■ **Bereitgestellter Text**:
::::
Zum ersten Mal sah ich David Lynchs Mulholland Drive vor bald 20 Jahren zusammen mit ein paar Freunden im Kino. Wir fanden den Film interessant, witzig und irgendwie hypnotisch, aber wir verstanden ihn nicht. Ich war bereit, mich einfach damit abzufinden. Einer meiner Freunde aber googelte in den nächsten Tagen herum und fand eine Interpretation, die zumindest den Großteil des Rätsels löste. Zuerst war ich misstrauisch. Das Ego hört nicht gern Lösungen für Probleme, die es selbst für unlösbar erklärt hatte. Aber es passte alles so gut zusammen, dass ich mich nicht lange dagegen wehren konnte, es zu akzeptieren. Nun begann ich mich zu fragen, warum ich nicht selbst darauf gekommen war. Wir beschlossen, den Kinobesuch zu wiederholen, und sahen nun tatsächlich alles in einem neuen Licht, so dass es endlich Sinn ergab. Danach stellte sich mir noch dringender die Frage, warum ich nicht selbst darauf gekommen war, denn es schien auf der Hand zu liegen.
Doch wir waren nicht die einzigen, die auf dem Schlauch standen, wie man schnell feststellt, wenn man sich über den Film umhört. Viele verstehen ihn nicht.
Ein faszinierendes Beispiel dafür ist der berühmte Filmkritiker Roger Ebert. Er jubelte, gab dem Film seine Höchstwertung und setzte ihn auf seine Liste »großartiger Filme«. Ohne ihn zu verstehen.
It tells the story of … well, there’s no way to finish that sentence.
Doch, das ist ganz einfach.
»Mulholland Drive« isn’t like »Memento,« where if you watch it closely enough, you can hope to explain the mystery. There is no explanation. There may not even be a mystery.
Doch, doch, doch.
Und dabei war er so nah dran:
There have been countless dream sequences in the movies, almost all of them conceived with Freudian literalism to show the characters having nightmares about the plot. »Mulholland Drive« is all dream. There is nothing that is intended to be a waking moment.
Kein wacher Moment? Pardon?
::::
■ **Daten**:
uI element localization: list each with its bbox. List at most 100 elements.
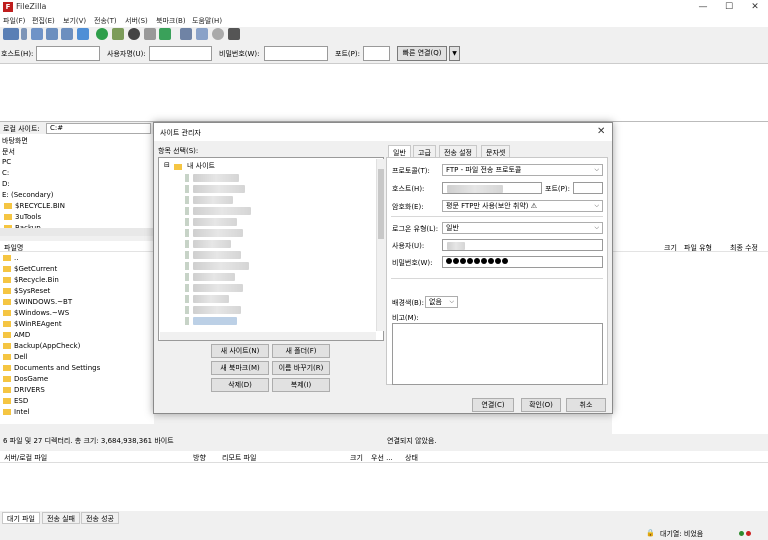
::::
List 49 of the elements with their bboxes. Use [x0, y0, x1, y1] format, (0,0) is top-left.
::::
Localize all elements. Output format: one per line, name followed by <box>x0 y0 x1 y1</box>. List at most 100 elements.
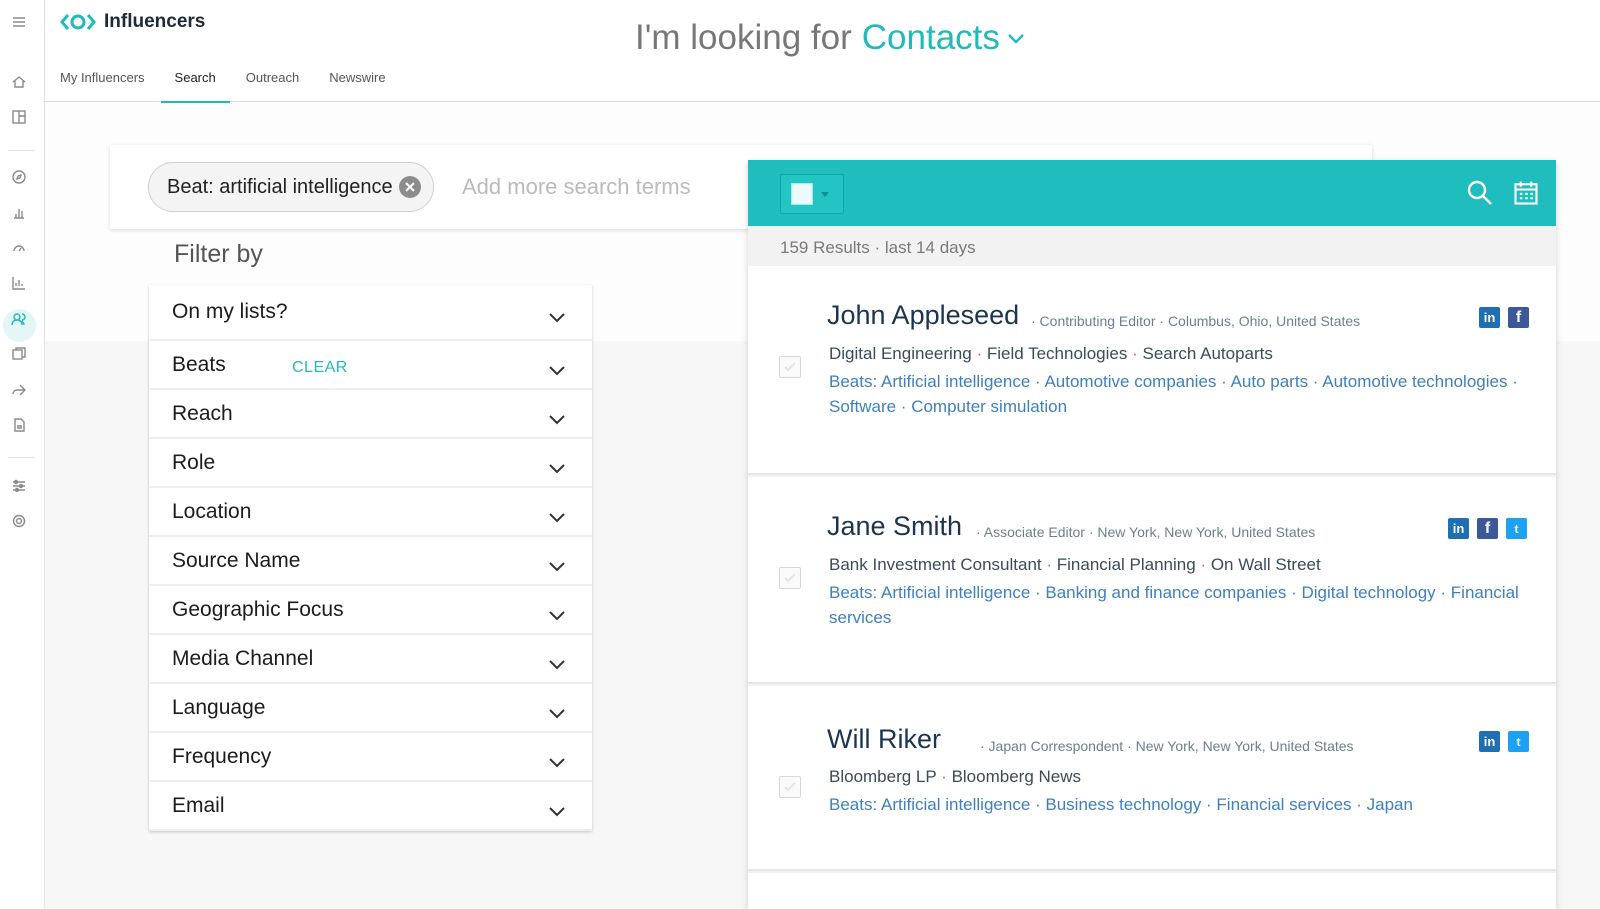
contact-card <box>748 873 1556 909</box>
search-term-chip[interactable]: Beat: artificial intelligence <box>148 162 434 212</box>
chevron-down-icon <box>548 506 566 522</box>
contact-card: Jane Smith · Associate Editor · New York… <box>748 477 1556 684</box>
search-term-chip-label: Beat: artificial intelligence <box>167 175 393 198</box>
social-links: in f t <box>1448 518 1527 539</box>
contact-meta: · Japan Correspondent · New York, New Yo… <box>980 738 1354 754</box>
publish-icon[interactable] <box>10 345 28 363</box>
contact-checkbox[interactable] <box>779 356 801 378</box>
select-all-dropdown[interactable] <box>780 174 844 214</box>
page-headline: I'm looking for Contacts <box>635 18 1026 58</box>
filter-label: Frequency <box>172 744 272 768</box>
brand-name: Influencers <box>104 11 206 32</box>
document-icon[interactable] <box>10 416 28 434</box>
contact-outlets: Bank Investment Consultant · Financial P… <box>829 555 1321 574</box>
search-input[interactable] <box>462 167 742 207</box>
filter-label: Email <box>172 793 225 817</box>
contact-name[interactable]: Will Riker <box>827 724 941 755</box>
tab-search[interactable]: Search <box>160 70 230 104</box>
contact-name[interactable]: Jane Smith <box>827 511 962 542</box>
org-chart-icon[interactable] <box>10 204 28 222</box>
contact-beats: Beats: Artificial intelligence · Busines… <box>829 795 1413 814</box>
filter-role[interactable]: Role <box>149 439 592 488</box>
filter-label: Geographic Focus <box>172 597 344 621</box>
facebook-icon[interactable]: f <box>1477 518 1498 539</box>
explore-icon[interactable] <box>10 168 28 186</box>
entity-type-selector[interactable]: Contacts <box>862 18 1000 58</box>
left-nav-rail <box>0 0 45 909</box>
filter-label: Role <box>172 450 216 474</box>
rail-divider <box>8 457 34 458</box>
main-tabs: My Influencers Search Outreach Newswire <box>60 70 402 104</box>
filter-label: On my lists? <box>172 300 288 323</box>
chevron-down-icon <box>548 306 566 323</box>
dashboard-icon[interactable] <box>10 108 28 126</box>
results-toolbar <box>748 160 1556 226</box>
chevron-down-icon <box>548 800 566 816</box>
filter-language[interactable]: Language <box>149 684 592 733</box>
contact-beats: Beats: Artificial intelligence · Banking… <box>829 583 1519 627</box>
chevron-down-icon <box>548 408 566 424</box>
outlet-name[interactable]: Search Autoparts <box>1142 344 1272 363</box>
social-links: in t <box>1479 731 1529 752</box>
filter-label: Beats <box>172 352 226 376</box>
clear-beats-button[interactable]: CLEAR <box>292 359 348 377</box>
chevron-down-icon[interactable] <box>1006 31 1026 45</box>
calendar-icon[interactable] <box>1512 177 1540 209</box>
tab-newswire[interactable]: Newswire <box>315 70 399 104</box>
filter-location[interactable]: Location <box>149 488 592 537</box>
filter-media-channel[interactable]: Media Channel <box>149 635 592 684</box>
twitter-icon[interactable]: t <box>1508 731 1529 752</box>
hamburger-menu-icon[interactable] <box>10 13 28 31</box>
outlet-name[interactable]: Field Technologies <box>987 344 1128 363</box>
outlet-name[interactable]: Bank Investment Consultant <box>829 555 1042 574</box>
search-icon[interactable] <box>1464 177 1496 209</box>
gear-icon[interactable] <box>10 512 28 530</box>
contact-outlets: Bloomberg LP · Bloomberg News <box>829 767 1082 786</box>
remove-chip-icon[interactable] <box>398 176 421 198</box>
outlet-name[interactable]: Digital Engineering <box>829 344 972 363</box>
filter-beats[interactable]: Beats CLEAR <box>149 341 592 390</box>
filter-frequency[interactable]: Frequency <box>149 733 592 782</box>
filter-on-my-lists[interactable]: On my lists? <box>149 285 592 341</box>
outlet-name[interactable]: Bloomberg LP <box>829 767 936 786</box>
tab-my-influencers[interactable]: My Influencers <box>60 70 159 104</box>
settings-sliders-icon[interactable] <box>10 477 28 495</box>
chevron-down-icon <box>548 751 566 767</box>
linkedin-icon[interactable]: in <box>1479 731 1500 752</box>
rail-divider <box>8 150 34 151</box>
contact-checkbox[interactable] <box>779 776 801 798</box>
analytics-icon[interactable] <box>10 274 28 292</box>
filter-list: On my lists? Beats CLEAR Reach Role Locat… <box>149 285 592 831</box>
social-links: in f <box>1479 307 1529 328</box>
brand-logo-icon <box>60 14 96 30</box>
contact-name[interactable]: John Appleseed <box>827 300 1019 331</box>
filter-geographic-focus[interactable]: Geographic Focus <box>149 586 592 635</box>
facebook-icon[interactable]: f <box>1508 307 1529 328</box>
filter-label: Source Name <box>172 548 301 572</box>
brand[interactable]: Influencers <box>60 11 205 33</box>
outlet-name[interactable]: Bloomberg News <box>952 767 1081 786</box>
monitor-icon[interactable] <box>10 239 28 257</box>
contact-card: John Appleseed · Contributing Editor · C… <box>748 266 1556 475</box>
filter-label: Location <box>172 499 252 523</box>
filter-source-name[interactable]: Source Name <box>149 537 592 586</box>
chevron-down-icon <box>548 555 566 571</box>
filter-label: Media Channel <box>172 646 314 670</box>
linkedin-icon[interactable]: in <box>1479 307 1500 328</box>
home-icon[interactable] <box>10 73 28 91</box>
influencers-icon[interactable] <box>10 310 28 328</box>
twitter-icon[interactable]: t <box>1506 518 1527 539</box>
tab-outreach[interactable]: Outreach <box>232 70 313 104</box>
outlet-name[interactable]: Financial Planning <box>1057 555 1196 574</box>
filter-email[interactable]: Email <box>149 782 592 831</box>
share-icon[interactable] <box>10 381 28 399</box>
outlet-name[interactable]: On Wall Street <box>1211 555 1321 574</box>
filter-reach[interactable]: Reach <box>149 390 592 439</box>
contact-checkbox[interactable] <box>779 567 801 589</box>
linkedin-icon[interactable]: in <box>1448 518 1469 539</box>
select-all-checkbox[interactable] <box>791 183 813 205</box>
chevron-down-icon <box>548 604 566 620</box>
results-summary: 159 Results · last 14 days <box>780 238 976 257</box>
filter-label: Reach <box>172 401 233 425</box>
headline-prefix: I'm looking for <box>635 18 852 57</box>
::::
■ **Zu erledigende Aufgaben**:
A – Auf welche Liste setzte der Filmkritiker Roger Ebert laut dem Text über Mulholland Drive den Film?
B – Geben Sie im Text über Mulholland Drive alles von „Und dabei war“ bis hinunter zu „wacher Moment? Pardon?“ erneut wieder und tauschen Sie dabei „Pardon“ gegen „Wie bitte“ aus.
C – Führen Sie den Text über David Lynchs Mulholland Drive im Anschluss an seinen letzten Satz weiter.

■ **Lösungen der Aufgaben**:
A – Auf seine Liste »großartiger Filme«.

B –
Und dabei war er so nah dran:
There have been countless dream sequences in the movies, almost all of them conceived with Freudian literalism to show the characters having nightmares about the plot. »Mulholland Drive« is all dream. There is nothing that is intended to be a waking moment.
Kein wacher Moment? Wie bitte?

C –
In einer Sequenz in der zweiten Hälfte des Films werden wir minutenlang mit der immer selben Botschaft bombardiert: »es ist alles nicht echt, es ist alles nur Illusion«. Dies mündet schließlich darin, dass sich unsere Protagonistinnen in Luft auflösen. Dann sehen wir eine davon schlafend im Bett liegen, »der Cowboy« steckt den Kopf zur Tür rein und sagt: »Es ist Zeit, aufzuwachen«. Darauf folgt eine lange Aufwachszene. Die Protagonistin wird von einem Klopfen an der Tür geweckt, setzt sich im Bett auf, zieht langsam den Bademantel an, geht zur Tür, lässt die Nachbarin ein, die ein paar Sachen abholen will, schlurft anschließend in die Küche und kocht Kaffee. Genau von diesem Punkt an scheinen alle Figuren ihre Identitäten ausgetauscht zu haben, und die verträumt-surreale Qualität des Bisherigen weicht einem harten, tragischen Realismus.
Es gibt nicht nur einen wachen Moment, es gibt einen klaren und ausgedehnten Aufwachmoment, von dem an alles anders ist.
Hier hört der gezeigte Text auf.